- TASK DESCRIPTION:
Repeat each line exactly as it is written.
───── RECORDED INFORMATION
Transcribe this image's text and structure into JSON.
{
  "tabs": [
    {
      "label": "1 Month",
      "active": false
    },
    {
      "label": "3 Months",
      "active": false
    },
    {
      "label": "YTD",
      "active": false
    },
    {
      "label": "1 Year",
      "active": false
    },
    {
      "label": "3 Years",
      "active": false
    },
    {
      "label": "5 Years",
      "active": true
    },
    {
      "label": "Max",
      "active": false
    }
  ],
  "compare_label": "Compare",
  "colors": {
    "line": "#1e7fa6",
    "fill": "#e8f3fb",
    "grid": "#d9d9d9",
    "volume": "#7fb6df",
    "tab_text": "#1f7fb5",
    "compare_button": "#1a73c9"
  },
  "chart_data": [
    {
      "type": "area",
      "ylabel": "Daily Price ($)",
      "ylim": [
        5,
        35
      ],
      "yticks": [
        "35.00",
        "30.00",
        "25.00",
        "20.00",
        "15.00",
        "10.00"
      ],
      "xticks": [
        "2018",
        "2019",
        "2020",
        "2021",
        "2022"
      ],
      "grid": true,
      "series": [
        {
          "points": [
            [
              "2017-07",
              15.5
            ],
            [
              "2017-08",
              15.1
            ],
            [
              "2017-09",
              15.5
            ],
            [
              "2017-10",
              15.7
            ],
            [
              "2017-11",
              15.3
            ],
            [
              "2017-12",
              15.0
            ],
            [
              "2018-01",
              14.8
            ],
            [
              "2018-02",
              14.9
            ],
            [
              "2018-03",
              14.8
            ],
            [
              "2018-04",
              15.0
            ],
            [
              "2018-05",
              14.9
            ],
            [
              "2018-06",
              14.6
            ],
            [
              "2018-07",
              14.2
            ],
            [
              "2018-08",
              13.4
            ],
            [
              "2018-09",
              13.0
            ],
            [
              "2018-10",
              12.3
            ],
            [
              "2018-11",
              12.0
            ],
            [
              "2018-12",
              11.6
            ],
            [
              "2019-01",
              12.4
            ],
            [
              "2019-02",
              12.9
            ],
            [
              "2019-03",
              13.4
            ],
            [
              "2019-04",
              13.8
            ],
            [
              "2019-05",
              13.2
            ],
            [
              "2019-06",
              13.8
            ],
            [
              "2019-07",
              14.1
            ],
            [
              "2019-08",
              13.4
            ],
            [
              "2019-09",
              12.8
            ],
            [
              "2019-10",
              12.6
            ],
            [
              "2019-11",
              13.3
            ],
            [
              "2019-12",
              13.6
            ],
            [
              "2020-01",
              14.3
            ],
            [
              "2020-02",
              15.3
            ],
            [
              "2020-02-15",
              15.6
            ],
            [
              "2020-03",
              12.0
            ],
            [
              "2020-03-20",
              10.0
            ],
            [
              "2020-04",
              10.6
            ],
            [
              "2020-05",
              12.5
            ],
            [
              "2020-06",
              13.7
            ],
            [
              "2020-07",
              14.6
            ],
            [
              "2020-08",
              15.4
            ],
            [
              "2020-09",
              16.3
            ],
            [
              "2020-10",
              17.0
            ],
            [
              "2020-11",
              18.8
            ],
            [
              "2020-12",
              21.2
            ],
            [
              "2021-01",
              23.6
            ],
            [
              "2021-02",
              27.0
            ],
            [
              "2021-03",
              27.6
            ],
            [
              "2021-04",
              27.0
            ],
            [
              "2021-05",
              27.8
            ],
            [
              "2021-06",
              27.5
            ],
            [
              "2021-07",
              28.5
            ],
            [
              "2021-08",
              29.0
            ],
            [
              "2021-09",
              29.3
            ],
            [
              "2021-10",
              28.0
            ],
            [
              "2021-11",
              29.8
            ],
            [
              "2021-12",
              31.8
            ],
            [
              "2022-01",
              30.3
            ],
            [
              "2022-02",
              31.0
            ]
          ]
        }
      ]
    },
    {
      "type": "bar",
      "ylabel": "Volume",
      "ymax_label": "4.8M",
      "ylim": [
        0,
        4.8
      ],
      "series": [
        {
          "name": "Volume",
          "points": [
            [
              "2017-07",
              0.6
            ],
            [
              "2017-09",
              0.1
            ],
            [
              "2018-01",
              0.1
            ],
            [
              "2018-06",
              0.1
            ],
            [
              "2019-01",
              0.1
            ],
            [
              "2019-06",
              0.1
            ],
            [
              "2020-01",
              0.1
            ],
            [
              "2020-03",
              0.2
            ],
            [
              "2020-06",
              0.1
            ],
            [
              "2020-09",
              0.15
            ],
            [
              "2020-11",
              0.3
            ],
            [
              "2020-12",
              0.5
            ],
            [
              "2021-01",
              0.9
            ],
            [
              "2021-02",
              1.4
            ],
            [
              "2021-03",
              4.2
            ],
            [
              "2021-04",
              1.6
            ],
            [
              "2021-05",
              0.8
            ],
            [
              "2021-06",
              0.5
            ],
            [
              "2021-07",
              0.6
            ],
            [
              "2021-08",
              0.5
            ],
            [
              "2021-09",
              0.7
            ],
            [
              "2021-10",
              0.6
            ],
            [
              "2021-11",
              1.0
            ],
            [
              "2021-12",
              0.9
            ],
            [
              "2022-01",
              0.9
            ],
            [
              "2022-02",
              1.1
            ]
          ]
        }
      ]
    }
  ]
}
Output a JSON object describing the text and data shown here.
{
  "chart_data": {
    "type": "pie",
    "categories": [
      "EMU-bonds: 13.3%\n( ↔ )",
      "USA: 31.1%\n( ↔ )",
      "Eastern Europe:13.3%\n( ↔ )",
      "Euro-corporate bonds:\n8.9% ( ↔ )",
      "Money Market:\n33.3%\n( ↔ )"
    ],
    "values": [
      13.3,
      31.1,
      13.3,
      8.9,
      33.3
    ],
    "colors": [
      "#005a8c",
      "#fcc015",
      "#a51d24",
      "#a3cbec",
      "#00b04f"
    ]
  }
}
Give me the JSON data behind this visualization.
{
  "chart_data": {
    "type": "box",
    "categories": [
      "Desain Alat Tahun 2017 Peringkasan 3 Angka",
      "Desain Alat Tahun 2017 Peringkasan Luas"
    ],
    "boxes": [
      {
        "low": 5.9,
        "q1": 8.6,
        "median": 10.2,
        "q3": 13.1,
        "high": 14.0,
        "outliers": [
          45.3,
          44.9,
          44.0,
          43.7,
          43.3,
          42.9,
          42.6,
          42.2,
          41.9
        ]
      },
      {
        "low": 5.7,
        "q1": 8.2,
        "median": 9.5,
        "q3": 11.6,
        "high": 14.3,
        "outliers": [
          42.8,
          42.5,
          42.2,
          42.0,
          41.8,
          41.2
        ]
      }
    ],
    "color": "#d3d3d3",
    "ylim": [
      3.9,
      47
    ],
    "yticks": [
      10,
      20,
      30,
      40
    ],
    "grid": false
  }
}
──────────
- REPLY TO THE EXERCISE:
Transcribe this image's text and structure into JSON.
{
  "tabs": [
    {
      "label": "1 Month",
      "active": false
    },
    {
      "label": "3 Months",
      "active": false
    },
    {
      "label": "YTD",
      "active": false
    },
    {
      "label": "1 Year",
      "active": false
    },
    {
      "label": "3 Years",
      "active": false
    },
    {
      "label": "5 Years",
      "active": true
    },
    {
      "label": "Max",
      "active": false
    }
  ],
  "compare_label": "Compare",
  "colors": {
    "line": "#1e7fa6",
    "fill": "#e8f3fb",
    "grid": "#d9d9d9",
    "volume": "#7fb6df",
    "tab_text": "#1f7fb5",
    "compare_button": "#1a73c9"
  },
  "chart_data": [
    {
      "type": "area",
      "ylabel": "Daily Price ($)",
      "ylim": [
        5,
        35
      ],
      "yticks": [
        "35.00",
        "30.00",
        "25.00",
        "20.00",
        "15.00",
        "10.00"
      ],
      "xticks": [
        "2018",
        "2019",
        "2020",
        "2021",
        "2022"
      ],
      "grid": true,
      "series": [
        {
          "points": [
            [
              "2017-07",
              15.5
            ],
            [
              "2017-08",
              15.1
            ],
            [
              "2017-09",
              15.5
            ],
            [
              "2017-10",
              15.7
            ],
            [
              "2017-11",
              15.3
            ],
            [
              "2017-12",
              15.0
            ],
            [
              "2018-01",
              14.8
            ],
            [
              "2018-02",
              14.9
            ],
            [
              "2018-03",
              14.8
            ],
            [
              "2018-04",
              15.0
            ],
            [
              "2018-05",
              14.9
            ],
            [
              "2018-06",
              14.6
            ],
            [
              "2018-07",
              14.2
            ],
            [
              "2018-08",
              13.4
            ],
            [
              "2018-09",
              13.0
            ],
            [
              "2018-10",
              12.3
            ],
            [
              "2018-11",
              12.0
            ],
            [
              "2018-12",
              11.6
            ],
            [
              "2019-01",
              12.4
            ],
            [
              "2019-02",
              12.9
            ],
            [
              "2019-03",
              13.4
            ],
            [
              "2019-04",
              13.8
            ],
            [
              "2019-05",
              13.2
            ],
            [
              "2019-06",
              13.8
            ],
            [
              "2019-07",
              14.1
            ],
            [
              "2019-08",
              13.4
            ],
            [
              "2019-09",
              12.8
            ],
            [
              "2019-10",
              12.6
            ],
            [
              "2019-11",
              13.3
            ],
            [
              "2019-12",
              13.6
            ],
            [
              "2020-01",
              14.3
            ],
            [
              "2020-02",
              15.3
            ],
            [
              "2020-02-15",
              15.6
            ],
            [
              "2020-03",
              12.0
            ],
            [
              "2020-03-20",
              10.0
            ],
            [
              "2020-04",
              10.6
            ],
            [
              "2020-05",
              12.5
            ],
            [
              "2020-06",
              13.7
            ],
            [
              "2020-07",
              14.6
            ],
            [
              "2020-08",
              15.4
            ],
            [
              "2020-09",
              16.3
            ],
            [
              "2020-10",
              17.0
            ],
            [
              "2020-11",
              18.8
            ],
            [
              "2020-12",
              21.2
            ],
            [
              "2021-01",
              23.6
            ],
            [
              "2021-02",
              27.0
            ],
            [
              "2021-03",
              27.6
            ],
            [
              "2021-04",
              27.0
            ],
            [
              "2021-05",
              27.8
            ],
            [
              "2021-06",
              27.5
            ],
            [
              "2021-07",
              28.5
            ],
            [
              "2021-08",
              29.0
            ],
            [
              "2021-09",
              29.3
            ],
            [
              "2021-10",
              28.0
            ],
            [
              "2021-11",
              29.8
            ],
            [
              "2021-12",
              31.8
            ],
            [
              "2022-01",
              30.3
            ],
            [
              "2022-02",
              31.0
            ]
          ]
        }
      ]
    },
    {
      "type": "bar",
      "ylabel": "Volume",
      "ymax_label": "4.8M",
      "ylim": [
        0,
        4.8
      ],
      "series": [
        {
          "name": "Volume",
          "points": [
            [
              "2017-07",
              0.6
            ],
            [
              "2017-09",
              0.1
            ],
            [
              "2018-01",
              0.1
            ],
            [
              "2018-06",
              0.1
            ],
            [
              "2019-01",
              0.1
            ],
            [
              "2019-06",
              0.1
            ],
            [
              "2020-01",
              0.1
            ],
            [
              "2020-03",
              0.2
            ],
            [
              "2020-06",
              0.1
            ],
            [
              "2020-09",
              0.15
            ],
            [
              "2020-11",
              0.3
            ],
            [
              "2020-12",
              0.5
            ],
            [
              "2021-01",
              0.9
            ],
            [
              "2021-02",
              1.4
            ],
            [
              "2021-03",
              4.2
            ],
            [
              "2021-04",
              1.6
            ],
            [
              "2021-05",
              0.8
            ],
            [
              "2021-06",
              0.5
            ],
            [
              "2021-07",
              0.6
            ],
            [
              "2021-08",
              0.5
            ],
            [
              "2021-09",
              0.7
            ],
            [
              "2021-10",
              0.6
            ],
            [
              "2021-11",
              1.0
            ],
            [
              "2021-12",
              0.9
            ],
            [
              "2022-01",
              0.9
            ],
            [
              "2022-02",
              1.1
            ]
          ]
        }
      ]
    }
  ]
}
Output a JSON object describing the text and data shown here.
{
  "chart_data": {
    "type": "pie",
    "categories": [
      "EMU-bonds: 13.3%\n( ↔ )",
      "USA: 31.1%\n( ↔ )",
      "Eastern Europe:13.3%\n( ↔ )",
      "Euro-corporate bonds:\n8.9% ( ↔ )",
      "Money Market:\n33.3%\n( ↔ )"
    ],
    "values": [
      13.3,
      31.1,
      13.3,
      8.9,
      33.3
    ],
    "colors": [
      "#005a8c",
      "#fcc015",
      "#a51d24",
      "#a3cbec",
      "#00b04f"
    ]
  }
}
Give me the JSON data behind this visualization.
{
  "chart_data": {
    "type": "box",
    "categories": [
      "Desain Alat Tahun 2017 Peringkasan 3 Angka",
      "Desain Alat Tahun 2017 Peringkasan Luas"
    ],
    "boxes": [
      {
        "low": 5.9,
        "q1": 8.6,
        "median": 10.2,
        "q3": 13.1,
        "high": 14.0,
        "outliers": [
          45.3,
          44.9,
          44.0,
          43.7,
          43.3,
          42.9,
          42.6,
          42.2,
          41.9
        ]
      },
      {
        "low": 5.7,
        "q1": 8.2,
        "median": 9.5,
        "q3": 11.6,
        "high": 14.3,
        "outliers": [
          42.8,
          42.5,
          42.2,
          42.0,
          41.8,
          41.2
        ]
      }
    ],
    "color": "#d3d3d3",
    "ylim": [
      3.9,
      47
    ],
    "yticks": [
      10,
      20,
      30,
      40
    ],
    "grid": false
  }
}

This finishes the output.